Recast every line from the one containing "sidebar-item-multitasking[interactable]: 多任务: [3, 138, 195, 166]" down to the one containing "172, 339, 186]" as a Markdown table with the columns Nr and Line, numbering each row and omitting blank lines.

Dataset records:
START

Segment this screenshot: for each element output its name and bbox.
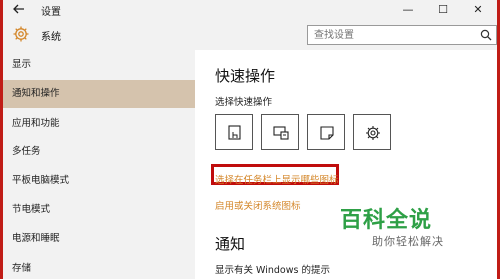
sidebar-item-multitasking[interactable]: 多任务: [3, 138, 195, 166]
watermark-subtitle: 助你轻松解决: [372, 235, 444, 248]
sidebar-item-notifications[interactable]: 通知和操作: [3, 80, 195, 108]
title-bar: 设置 — ☐ ✕: [3, 0, 497, 20]
gear-icon: [13, 26, 29, 42]
page-title: 快速操作: [215, 67, 276, 85]
sidebar-item-tablet-mode[interactable]: 平板电脑模式: [3, 167, 195, 195]
system-icons-link[interactable]: 启用或关闭系统图标: [215, 198, 301, 212]
search-box[interactable]: [307, 25, 497, 45]
back-button[interactable]: [12, 2, 26, 16]
notifications-heading: 通知: [215, 235, 246, 253]
settings-gear-icon: [366, 126, 380, 140]
taskbar-icons-link[interactable]: 选择在任务栏上显示哪些图标: [215, 172, 339, 186]
quick-action-tile-settings[interactable]: [353, 114, 391, 150]
minimize-button[interactable]: —: [393, 0, 423, 20]
notifications-option-tips: 显示有关 Windows 的提示: [215, 265, 330, 276]
search-icon[interactable]: [480, 29, 492, 41]
section-title: 系统: [41, 32, 61, 43]
quick-actions-subtitle: 选择快速操作: [215, 97, 273, 108]
sidebar-item-display[interactable]: 显示: [3, 51, 195, 79]
arrow-left-icon: [13, 4, 24, 14]
project-icon: [273, 126, 289, 140]
sidebar-item-battery-saver[interactable]: 节电模式: [3, 196, 195, 224]
quick-action-tile-note[interactable]: [307, 114, 345, 150]
settings-window: 设置 — ☐ ✕ 系统 显示 通知和操作 应用和功能 多任务 平板电脑模式 节电: [0, 0, 500, 279]
tablet-mode-icon: [228, 125, 241, 140]
main-content: 快速操作 选择快速操作 选择在任务栏上显示哪些图标 启用或关闭系统图标 通知 显…: [195, 50, 497, 279]
maximize-button[interactable]: ☐: [428, 0, 458, 20]
sidebar-item-power-sleep[interactable]: 电源和睡眠: [3, 225, 195, 253]
header-bar: 系统: [3, 20, 497, 50]
note-icon: [320, 126, 334, 140]
sidebar-item-apps[interactable]: 应用和功能: [3, 110, 195, 138]
search-input[interactable]: [314, 29, 474, 41]
sidebar: 显示 通知和操作 应用和功能 多任务 平板电脑模式 节电模式 电源和睡眠 存储: [3, 50, 195, 279]
sidebar-item-storage[interactable]: 存储: [3, 255, 195, 279]
quick-action-tile-tablet[interactable]: [215, 114, 253, 150]
watermark-title: 百科全说: [340, 208, 433, 233]
quick-action-tile-project[interactable]: [261, 114, 299, 150]
window-title: 设置: [41, 7, 61, 18]
close-button[interactable]: ✕: [463, 0, 493, 20]
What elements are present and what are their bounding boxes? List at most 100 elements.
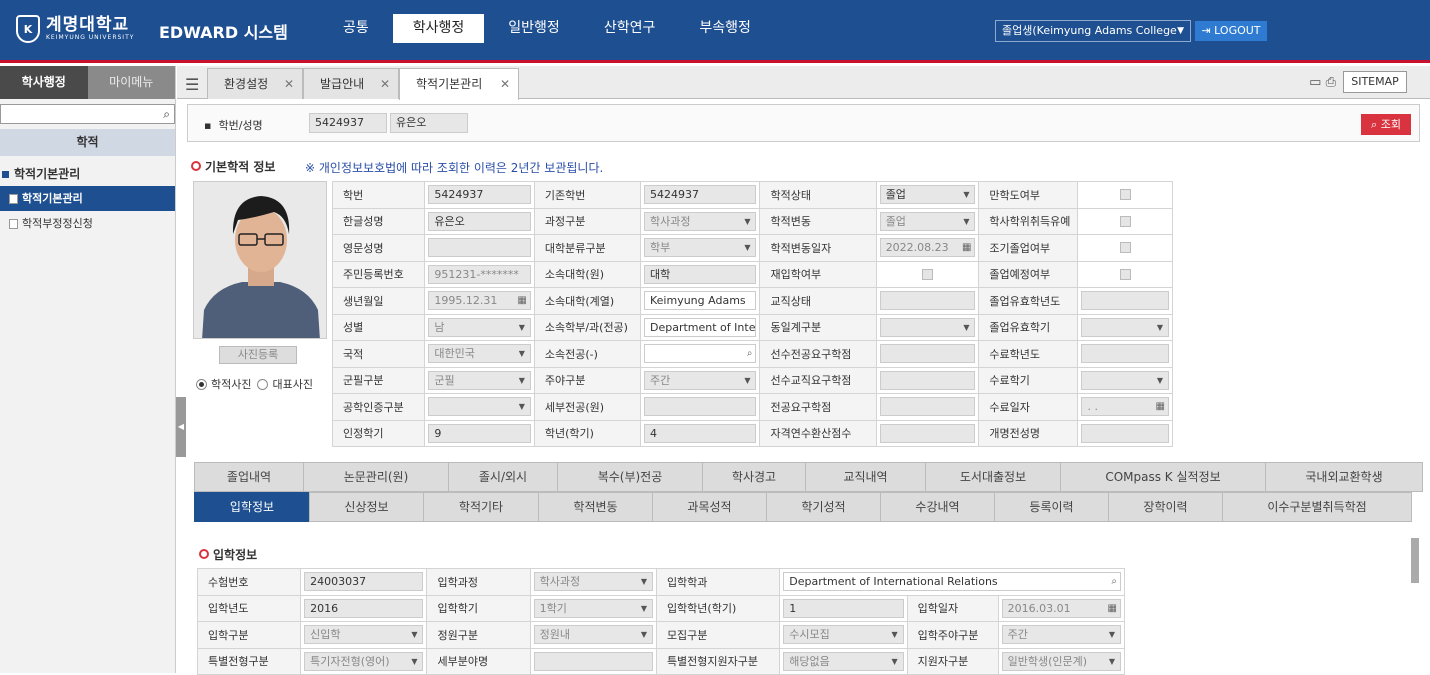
student-name-field[interactable]: 유은오 — [390, 113, 468, 133]
chevron-down-icon[interactable]: ▼ — [513, 371, 530, 389]
subtab-item[interactable]: COMpass K 실적정보 — [1060, 462, 1266, 492]
text-field[interactable]: 24003037 — [304, 572, 424, 592]
chevron-down-icon[interactable]: ▼ — [406, 626, 423, 644]
text-field[interactable] — [1081, 344, 1169, 364]
text-field[interactable]: 대학 — [644, 264, 757, 284]
date-field[interactable]: 1995.12.31 ▦ — [428, 291, 531, 311]
chevron-down-icon[interactable]: ▼ — [635, 599, 652, 617]
query-button[interactable]: ⌕ 조회 — [1361, 114, 1411, 135]
text-field[interactable]: 4 — [644, 423, 757, 443]
select-field[interactable]: 학사과정 ▼ — [533, 572, 653, 592]
select-field[interactable]: 수시모집 ▼ — [783, 625, 904, 645]
close-icon[interactable]: ✕ — [500, 69, 510, 100]
select-field[interactable]: 학사과정 ▼ — [644, 211, 757, 231]
chevron-down-icon[interactable]: ▼ — [1104, 652, 1120, 670]
search-field[interactable]: Department of International Relations ⌕ — [783, 572, 1121, 592]
tree-parent[interactable]: 학적기본관리 — [0, 162, 175, 186]
text-field[interactable] — [1081, 423, 1169, 443]
tab-issue-guide[interactable]: 발급안내 ✕ — [303, 68, 399, 99]
text-field[interactable]: Department of Inte — [644, 317, 757, 337]
select-field[interactable]: 일반학생(인문계) ▼ — [1001, 651, 1121, 671]
chevron-down-icon[interactable]: ▼ — [739, 239, 756, 257]
chevron-down-icon[interactable]: ▼ — [739, 212, 756, 230]
select-field[interactable]: 주간 ▼ — [644, 370, 757, 390]
text-field[interactable] — [533, 651, 653, 671]
nav-academic[interactable]: 학사행정 — [392, 14, 485, 43]
subtab-item[interactable]: 학사경고 — [702, 462, 806, 492]
subtab-item[interactable]: 이수구분별취득학점 — [1222, 492, 1412, 522]
sidebar-collapse-handle[interactable]: ◀ — [176, 397, 186, 457]
select-field[interactable]: ▼ — [1081, 317, 1169, 337]
search-field[interactable]: ⌕ — [644, 344, 757, 364]
date-field[interactable]: 2016.03.01 ▦ — [1001, 598, 1121, 618]
subtab-item[interactable]: 장학이력 — [1108, 492, 1223, 522]
nav-affiliated[interactable]: 부속행정 — [679, 14, 771, 43]
select-field[interactable]: ▼ — [428, 397, 531, 417]
select-field[interactable]: ▼ — [1081, 370, 1169, 390]
menu-search-input[interactable]: ⌕ — [0, 104, 175, 124]
subtab-item[interactable]: 국내외교환학생 — [1265, 462, 1423, 492]
chevron-down-icon[interactable]: ▼ — [886, 652, 903, 670]
scrollbar[interactable] — [1410, 528, 1420, 673]
chevron-down-icon[interactable]: ▼ — [635, 626, 652, 644]
checkbox[interactable] — [1119, 215, 1131, 227]
nav-general[interactable]: 일반행정 — [488, 14, 580, 43]
search-icon[interactable]: ⌕ — [1111, 573, 1117, 590]
date-field[interactable]: 2022.08.23 ▦ — [879, 238, 976, 258]
select-field[interactable]: 특기자전형(영어) ▼ — [304, 651, 424, 671]
select-field[interactable]: 졸업 ▼ — [879, 211, 976, 231]
scrollbar-thumb[interactable] — [1411, 538, 1419, 583]
print-icon[interactable]: ⎙ — [1326, 75, 1336, 90]
text-field[interactable]: 5424937 — [644, 185, 757, 205]
text-field[interactable]: 2016 — [304, 598, 424, 618]
chevron-down-icon[interactable]: ▼ — [958, 318, 975, 336]
subtab-item[interactable]: 도서대출정보 — [925, 462, 1061, 492]
calendar-icon[interactable]: ▦ — [1156, 398, 1165, 415]
select-field[interactable]: 남 ▼ — [428, 317, 531, 337]
text-field[interactable] — [879, 291, 976, 311]
tree-item-correction[interactable]: 학적부정정신청 — [0, 211, 175, 236]
select-field[interactable]: 주간 ▼ — [1001, 625, 1121, 645]
chevron-down-icon[interactable]: ▼ — [739, 371, 756, 389]
select-field[interactable]: 해당없음 ▼ — [783, 651, 904, 671]
student-id-field[interactable]: 5424937 — [309, 113, 387, 133]
tree-item-basic[interactable]: 학적기본관리 — [0, 186, 175, 211]
chevron-down-icon[interactable]: ▼ — [958, 186, 975, 204]
checkbox[interactable] — [922, 268, 934, 280]
select-field[interactable]: 대한민국 ▼ — [428, 344, 531, 364]
subtab-item[interactable]: 학적변동 — [538, 492, 653, 522]
tab-academic-menu[interactable]: 학사행정 — [0, 66, 88, 99]
chevron-down-icon[interactable]: ▼ — [886, 626, 903, 644]
subtab-item[interactable]: 졸업내역 — [194, 462, 304, 492]
chevron-down-icon[interactable]: ▼ — [513, 345, 530, 363]
radio-main-photo[interactable] — [257, 378, 269, 390]
chevron-down-icon[interactable]: ▼ — [1104, 626, 1120, 644]
calendar-icon[interactable]: ▦ — [517, 292, 526, 309]
select-field[interactable]: ▼ — [879, 317, 976, 337]
text-field[interactable]: 9 — [428, 423, 531, 443]
chevron-down-icon[interactable]: ▼ — [406, 652, 423, 670]
chevron-down-icon[interactable]: ▼ — [513, 398, 530, 416]
chevron-down-icon[interactable]: ▼ — [513, 318, 530, 336]
subtab-item[interactable]: 수강내역 — [880, 492, 995, 522]
chevron-down-icon[interactable]: ▼ — [635, 573, 652, 591]
select-field[interactable]: 학부 ▼ — [644, 238, 757, 258]
select-field[interactable]: 졸업 ▼ — [879, 185, 976, 205]
logout-button[interactable]: ⇥ LOGOUT — [1195, 21, 1267, 41]
university-logo[interactable]: K 계명대학교 KEIMYUNG UNIVERSITY — [16, 15, 134, 43]
text-field[interactable]: 유은오 — [428, 211, 531, 231]
subtab-item[interactable]: 학기성적 — [766, 492, 881, 522]
select-field[interactable]: 1학기 ▼ — [533, 598, 653, 618]
subtab-item[interactable]: 논문관리(원) — [303, 462, 449, 492]
subtab-item[interactable]: 교직내역 — [805, 462, 926, 492]
text-field[interactable]: Keimyung Adams — [644, 291, 757, 311]
close-icon[interactable]: ✕ — [284, 69, 294, 100]
text-field[interactable] — [1081, 291, 1169, 311]
hamburger-icon[interactable]: ☰ — [185, 75, 199, 94]
close-icon[interactable]: ✕ — [380, 69, 390, 100]
subtab-item[interactable]: 졸시/외시 — [448, 462, 558, 492]
checkbox[interactable] — [1119, 189, 1131, 201]
search-icon[interactable]: ⌕ — [163, 107, 170, 122]
checkbox[interactable] — [1119, 268, 1131, 280]
checkbox[interactable] — [1119, 242, 1131, 254]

END

TASK OUTPUT:
| Nr | Line |
|---|---|
| 1 | sidebar-item-multitasking[interactable]: 多任务: [3, 138, 195, 166] |
| 2 | watermark-subtitle: 助你轻松解决: [372, 235, 444, 248] |
| 3 | sidebar-item-notifications[interactable]: 通知和操作: [3, 80, 195, 108] |
| 4 | title-bar: 设置 — ☐ ✕: [3, 0, 497, 20] |
| 5 | gear-icon: [13, 26, 29, 42] |
| 6 | page-title: 快速操作: [215, 67, 276, 85] |
| 7 | sidebar-item-tablet-mode[interactable]: 平板电脑模式: [3, 167, 195, 195] |
| 8 | system-icons-link[interactable]: 启用或关闭系统图标: [215, 198, 301, 212] |
| 9 | search-box[interactable]: [307, 25, 497, 45] |
| 10 | back-button[interactable]: [12, 2, 26, 16] |
| 11 | notifications-heading: 通知: [215, 235, 246, 253] |
| 12 | settings-gear-icon: [366, 126, 380, 140] |
| 13 | taskbar-icons-link[interactable]: 选择在任务栏上显示哪些图标: [215, 172, 339, 186] |